## GIVEN PROBLEM
Gather every line holding the string "exit".

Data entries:

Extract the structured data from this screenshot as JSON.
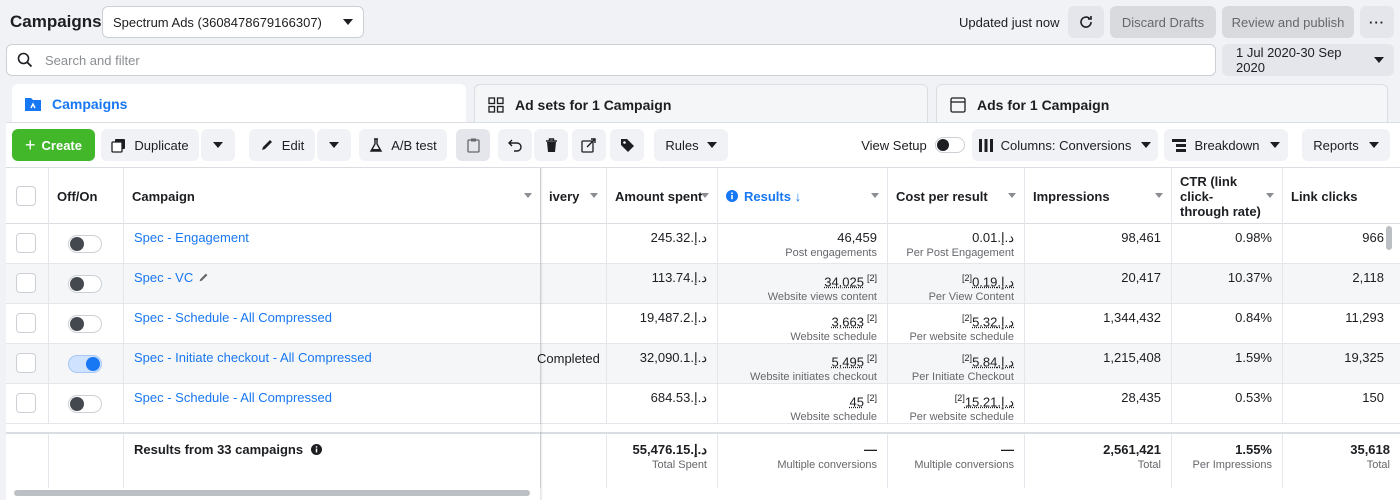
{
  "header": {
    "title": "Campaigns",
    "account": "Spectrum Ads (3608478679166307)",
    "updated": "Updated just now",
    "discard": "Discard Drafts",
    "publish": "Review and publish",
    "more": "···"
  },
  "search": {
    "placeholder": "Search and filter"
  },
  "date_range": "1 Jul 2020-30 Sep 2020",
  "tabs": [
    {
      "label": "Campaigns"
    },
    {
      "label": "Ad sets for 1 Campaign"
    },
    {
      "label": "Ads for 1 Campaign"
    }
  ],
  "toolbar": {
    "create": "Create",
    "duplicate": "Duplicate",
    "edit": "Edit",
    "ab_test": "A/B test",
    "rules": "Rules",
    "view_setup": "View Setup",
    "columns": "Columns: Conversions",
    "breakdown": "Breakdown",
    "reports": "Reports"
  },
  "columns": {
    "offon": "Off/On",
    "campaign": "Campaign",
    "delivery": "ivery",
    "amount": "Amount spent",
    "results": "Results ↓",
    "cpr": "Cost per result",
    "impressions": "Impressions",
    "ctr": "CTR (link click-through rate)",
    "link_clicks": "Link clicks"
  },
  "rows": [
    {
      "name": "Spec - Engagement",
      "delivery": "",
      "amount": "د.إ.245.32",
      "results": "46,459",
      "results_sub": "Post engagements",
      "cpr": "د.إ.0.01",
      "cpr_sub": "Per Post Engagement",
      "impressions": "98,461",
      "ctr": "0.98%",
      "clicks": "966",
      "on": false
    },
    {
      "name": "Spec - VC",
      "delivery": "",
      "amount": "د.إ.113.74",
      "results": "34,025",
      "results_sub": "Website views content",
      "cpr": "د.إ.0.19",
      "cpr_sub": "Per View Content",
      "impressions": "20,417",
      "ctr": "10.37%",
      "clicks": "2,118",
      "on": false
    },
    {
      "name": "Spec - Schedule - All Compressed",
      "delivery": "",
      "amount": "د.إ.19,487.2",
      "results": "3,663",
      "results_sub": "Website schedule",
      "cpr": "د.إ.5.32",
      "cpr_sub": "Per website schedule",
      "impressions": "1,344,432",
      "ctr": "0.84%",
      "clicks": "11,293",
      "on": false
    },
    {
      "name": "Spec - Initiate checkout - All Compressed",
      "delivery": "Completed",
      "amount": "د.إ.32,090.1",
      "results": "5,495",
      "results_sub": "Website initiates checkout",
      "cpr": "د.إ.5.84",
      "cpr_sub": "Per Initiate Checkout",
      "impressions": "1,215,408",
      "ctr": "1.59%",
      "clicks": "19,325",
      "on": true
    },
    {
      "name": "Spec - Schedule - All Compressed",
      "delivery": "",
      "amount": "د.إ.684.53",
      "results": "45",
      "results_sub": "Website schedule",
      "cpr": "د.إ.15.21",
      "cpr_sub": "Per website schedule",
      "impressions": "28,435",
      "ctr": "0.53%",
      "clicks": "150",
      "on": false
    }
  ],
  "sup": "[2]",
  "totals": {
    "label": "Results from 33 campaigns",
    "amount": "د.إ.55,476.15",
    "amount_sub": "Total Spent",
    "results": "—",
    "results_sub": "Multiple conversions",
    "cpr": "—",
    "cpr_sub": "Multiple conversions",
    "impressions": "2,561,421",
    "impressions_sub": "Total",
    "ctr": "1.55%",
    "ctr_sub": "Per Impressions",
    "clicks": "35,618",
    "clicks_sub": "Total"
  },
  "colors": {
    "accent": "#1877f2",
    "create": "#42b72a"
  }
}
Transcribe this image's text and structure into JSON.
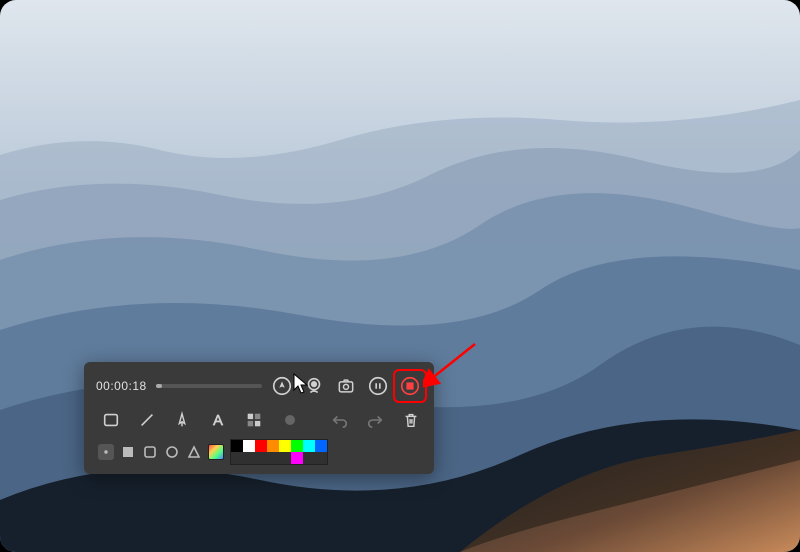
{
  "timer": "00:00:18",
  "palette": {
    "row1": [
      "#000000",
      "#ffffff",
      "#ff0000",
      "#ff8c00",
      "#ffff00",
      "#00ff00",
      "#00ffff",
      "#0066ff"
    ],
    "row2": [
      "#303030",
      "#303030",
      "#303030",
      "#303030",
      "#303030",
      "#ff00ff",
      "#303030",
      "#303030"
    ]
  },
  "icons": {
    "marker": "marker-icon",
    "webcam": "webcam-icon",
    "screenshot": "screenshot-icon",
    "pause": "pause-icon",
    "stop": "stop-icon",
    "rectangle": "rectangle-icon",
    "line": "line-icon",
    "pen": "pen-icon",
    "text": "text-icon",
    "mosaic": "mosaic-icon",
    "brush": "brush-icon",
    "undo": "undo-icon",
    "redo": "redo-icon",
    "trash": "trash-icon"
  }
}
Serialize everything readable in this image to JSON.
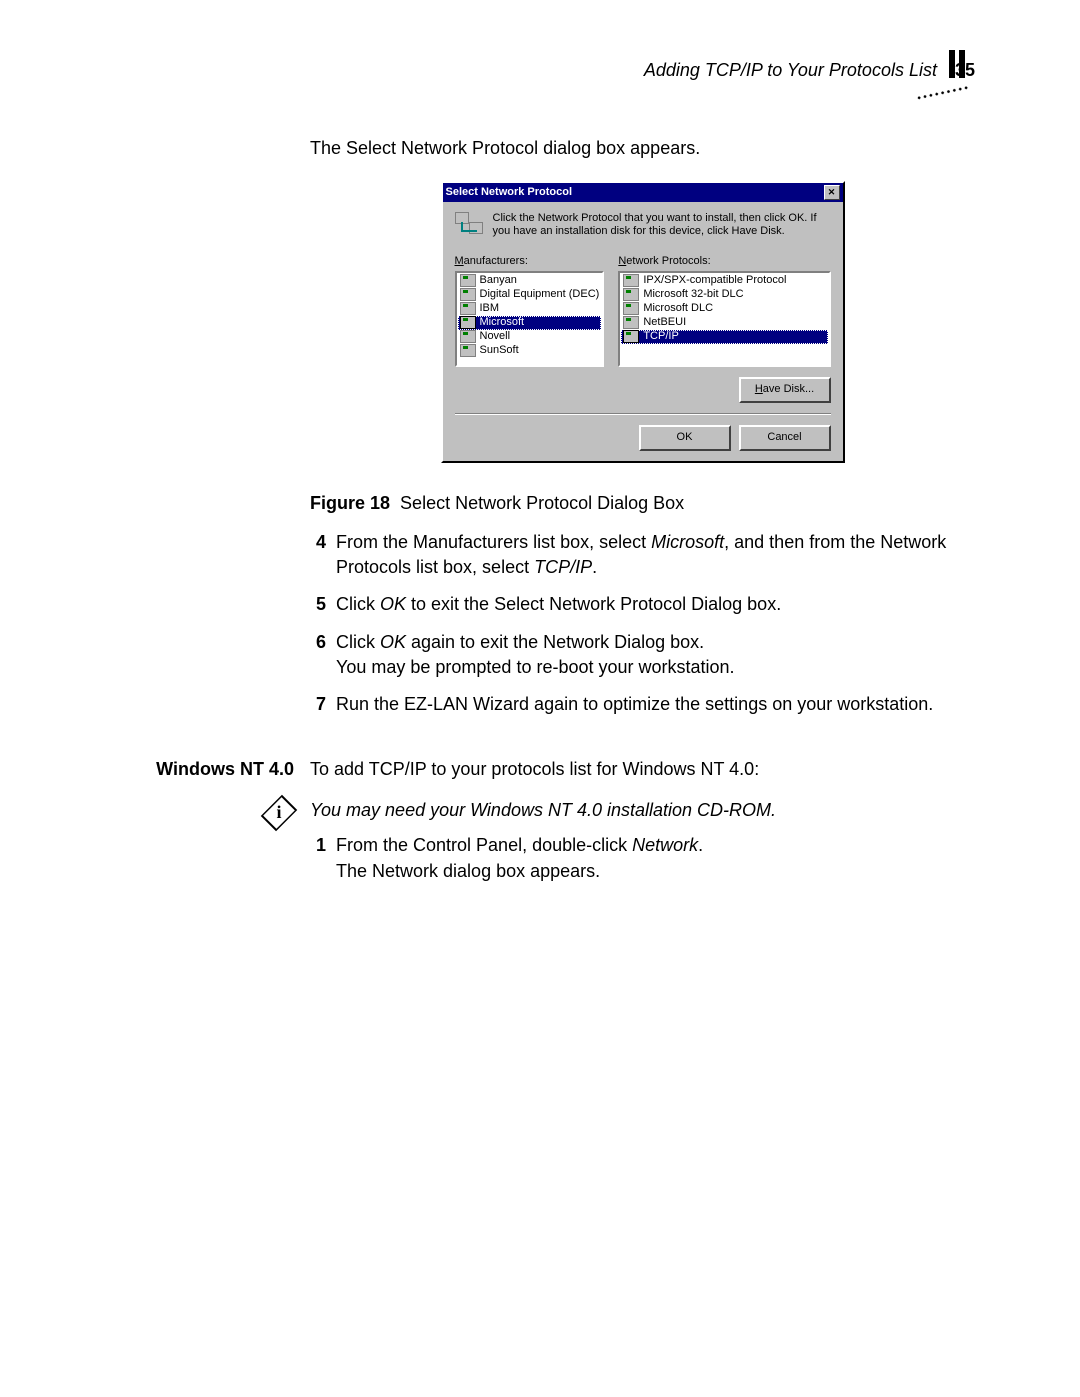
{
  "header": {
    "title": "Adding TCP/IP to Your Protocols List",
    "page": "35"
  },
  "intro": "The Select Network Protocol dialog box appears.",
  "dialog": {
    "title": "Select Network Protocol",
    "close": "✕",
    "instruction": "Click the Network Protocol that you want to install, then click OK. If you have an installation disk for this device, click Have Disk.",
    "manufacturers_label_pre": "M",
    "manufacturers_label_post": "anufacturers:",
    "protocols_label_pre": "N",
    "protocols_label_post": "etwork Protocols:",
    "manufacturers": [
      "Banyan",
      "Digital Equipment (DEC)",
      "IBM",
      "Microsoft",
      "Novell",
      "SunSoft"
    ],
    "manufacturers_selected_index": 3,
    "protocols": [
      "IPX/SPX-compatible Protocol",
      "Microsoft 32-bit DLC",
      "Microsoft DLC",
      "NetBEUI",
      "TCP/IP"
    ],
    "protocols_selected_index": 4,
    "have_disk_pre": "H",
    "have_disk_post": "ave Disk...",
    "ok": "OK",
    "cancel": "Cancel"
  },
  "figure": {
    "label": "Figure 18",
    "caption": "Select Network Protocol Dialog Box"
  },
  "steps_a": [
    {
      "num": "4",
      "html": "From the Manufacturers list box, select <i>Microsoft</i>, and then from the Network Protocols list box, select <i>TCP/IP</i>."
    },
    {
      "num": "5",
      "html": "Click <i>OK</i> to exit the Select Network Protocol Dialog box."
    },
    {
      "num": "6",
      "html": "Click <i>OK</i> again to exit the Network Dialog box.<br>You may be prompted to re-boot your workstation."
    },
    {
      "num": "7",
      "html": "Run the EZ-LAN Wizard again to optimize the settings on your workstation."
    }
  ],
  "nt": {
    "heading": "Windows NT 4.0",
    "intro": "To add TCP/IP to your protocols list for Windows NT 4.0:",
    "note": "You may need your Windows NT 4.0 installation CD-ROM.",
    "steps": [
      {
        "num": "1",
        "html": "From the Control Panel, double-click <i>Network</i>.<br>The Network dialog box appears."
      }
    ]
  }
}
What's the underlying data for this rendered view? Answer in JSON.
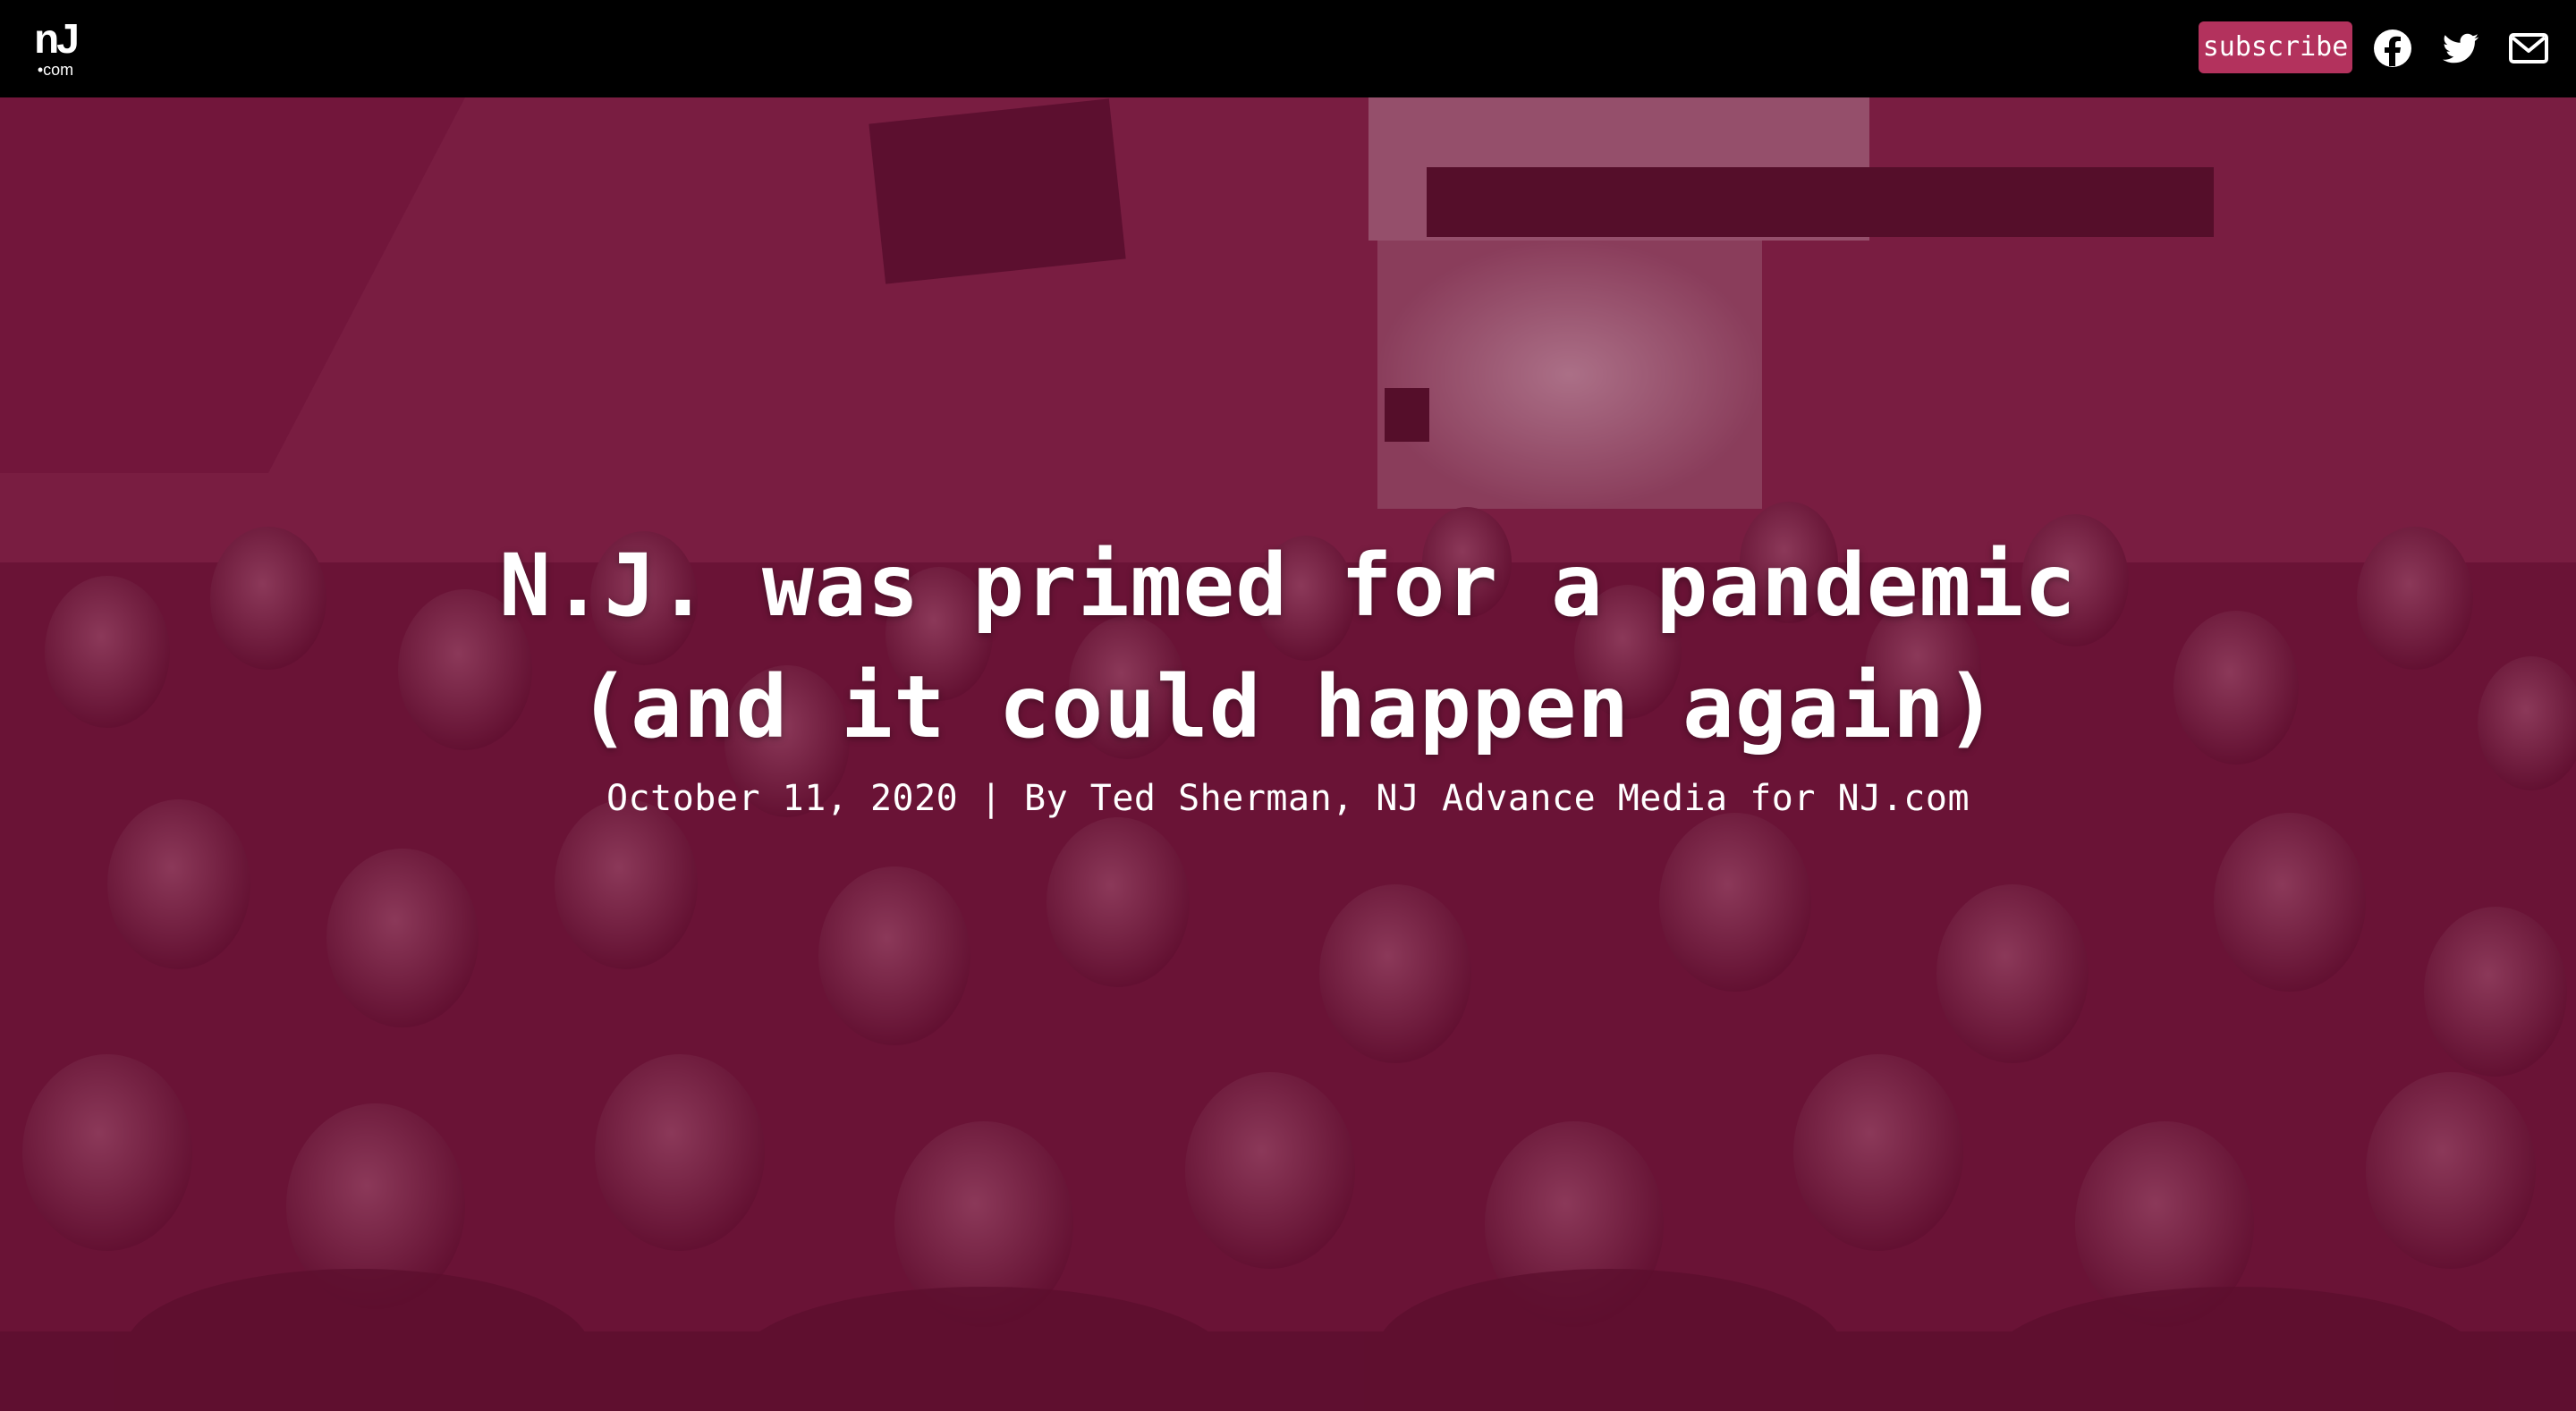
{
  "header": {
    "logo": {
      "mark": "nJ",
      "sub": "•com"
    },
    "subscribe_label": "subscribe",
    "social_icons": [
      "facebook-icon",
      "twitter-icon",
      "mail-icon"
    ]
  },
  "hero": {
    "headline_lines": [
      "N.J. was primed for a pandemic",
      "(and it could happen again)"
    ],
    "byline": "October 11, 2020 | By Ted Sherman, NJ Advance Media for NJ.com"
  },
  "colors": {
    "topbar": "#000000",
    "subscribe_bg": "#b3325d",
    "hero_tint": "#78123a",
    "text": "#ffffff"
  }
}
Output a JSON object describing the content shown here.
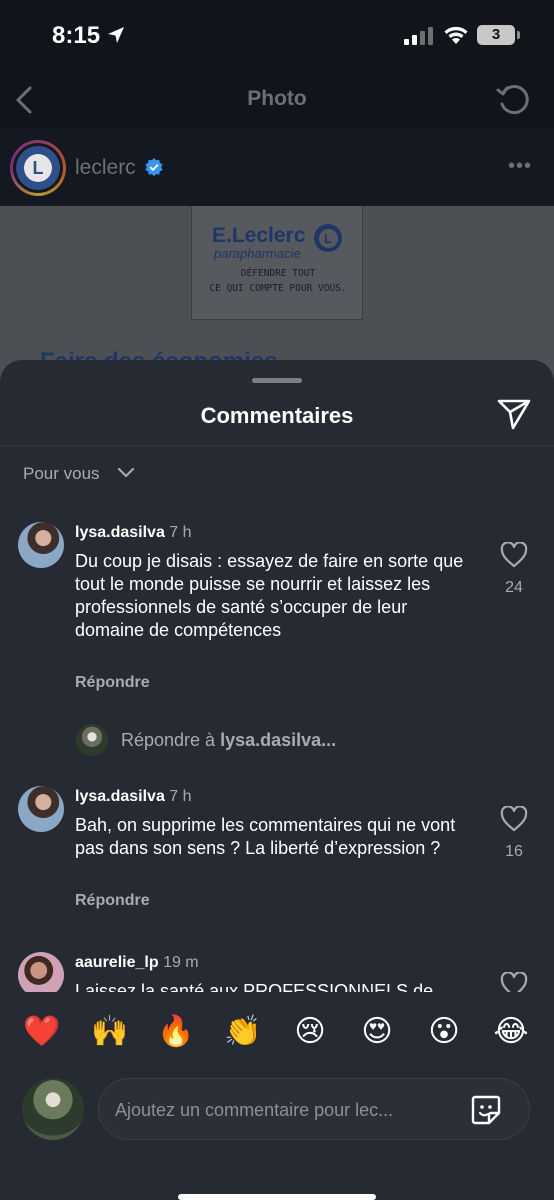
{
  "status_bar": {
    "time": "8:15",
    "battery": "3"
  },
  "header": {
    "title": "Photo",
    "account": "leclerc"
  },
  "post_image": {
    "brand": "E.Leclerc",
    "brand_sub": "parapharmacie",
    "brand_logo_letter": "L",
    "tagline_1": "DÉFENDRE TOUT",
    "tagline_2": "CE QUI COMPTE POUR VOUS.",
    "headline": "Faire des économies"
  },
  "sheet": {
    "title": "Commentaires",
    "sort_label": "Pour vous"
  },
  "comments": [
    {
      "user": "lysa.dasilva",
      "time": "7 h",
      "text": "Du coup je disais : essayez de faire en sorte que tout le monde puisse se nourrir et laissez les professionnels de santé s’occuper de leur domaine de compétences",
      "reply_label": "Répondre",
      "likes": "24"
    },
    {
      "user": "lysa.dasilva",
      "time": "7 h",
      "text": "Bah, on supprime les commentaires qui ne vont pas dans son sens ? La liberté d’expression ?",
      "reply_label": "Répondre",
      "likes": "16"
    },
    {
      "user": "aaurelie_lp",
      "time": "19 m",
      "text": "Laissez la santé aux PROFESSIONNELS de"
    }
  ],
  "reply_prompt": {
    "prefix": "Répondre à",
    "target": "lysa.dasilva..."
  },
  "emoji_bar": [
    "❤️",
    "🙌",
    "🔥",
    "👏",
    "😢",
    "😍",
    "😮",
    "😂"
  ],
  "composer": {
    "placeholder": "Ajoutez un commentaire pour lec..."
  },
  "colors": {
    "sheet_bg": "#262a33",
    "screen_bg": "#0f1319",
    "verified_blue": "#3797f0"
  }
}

## TASK ANSWER
      "html": "Click <i>OK</i> to exit the Select Network Protocol Dialog box."
      "html": "Click <i>OK</i> again to exit the Network Dialog box.<br>You may be prompted to re-boot your workstation."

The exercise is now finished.